(What you should do): With the pictures omitted, write out the entries that follow exactly as they stand.

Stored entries
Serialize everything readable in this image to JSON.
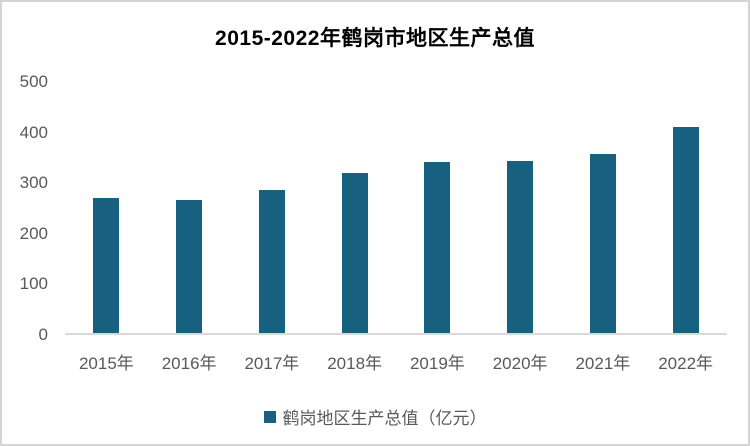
{
  "figure": {
    "title": "2015-2022年鹤岗市地区生产总值",
    "legend": {
      "label": "鹤岗地区生产总值（亿元）"
    }
  },
  "chart_data": {
    "type": "bar",
    "title": "2015-2022年鹤岗市地区生产总值",
    "categories": [
      "2015年",
      "2016年",
      "2017年",
      "2018年",
      "2019年",
      "2020年",
      "2021年",
      "2022年"
    ],
    "series": [
      {
        "name": "鹤岗地区生产总值（亿元）",
        "values": [
          266,
          263,
          283,
          317,
          338,
          340,
          354,
          408
        ]
      }
    ],
    "xlabel": "",
    "ylabel": "",
    "ylim": [
      0,
      500
    ],
    "yticks": [
      0,
      100,
      200,
      300,
      400,
      500
    ],
    "grid": false,
    "legend_position": "bottom",
    "colors": {
      "bar": "#186080",
      "axis_line": "#d9d9d9",
      "tick_label": "#595959",
      "title_text": "#000000",
      "border": "#d4d4d4",
      "background": "#ffffff"
    }
  }
}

(Answer for the task):
Serialize everything readable in this image to JSON.
{
  "figure": {
    "title": "2015-2022年鹤岗市地区生产总值",
    "legend": {
      "label": "鹤岗地区生产总值（亿元）"
    }
  },
  "chart_data": {
    "type": "bar",
    "title": "2015-2022年鹤岗市地区生产总值",
    "categories": [
      "2015年",
      "2016年",
      "2017年",
      "2018年",
      "2019年",
      "2020年",
      "2021年",
      "2022年"
    ],
    "series": [
      {
        "name": "鹤岗地区生产总值（亿元）",
        "values": [
          266,
          263,
          283,
          317,
          338,
          340,
          354,
          408
        ]
      }
    ],
    "xlabel": "",
    "ylabel": "",
    "ylim": [
      0,
      500
    ],
    "yticks": [
      0,
      100,
      200,
      300,
      400,
      500
    ],
    "grid": false,
    "legend_position": "bottom",
    "colors": {
      "bar": "#186080",
      "axis_line": "#d9d9d9",
      "tick_label": "#595959",
      "title_text": "#000000",
      "border": "#d4d4d4",
      "background": "#ffffff"
    }
  }
}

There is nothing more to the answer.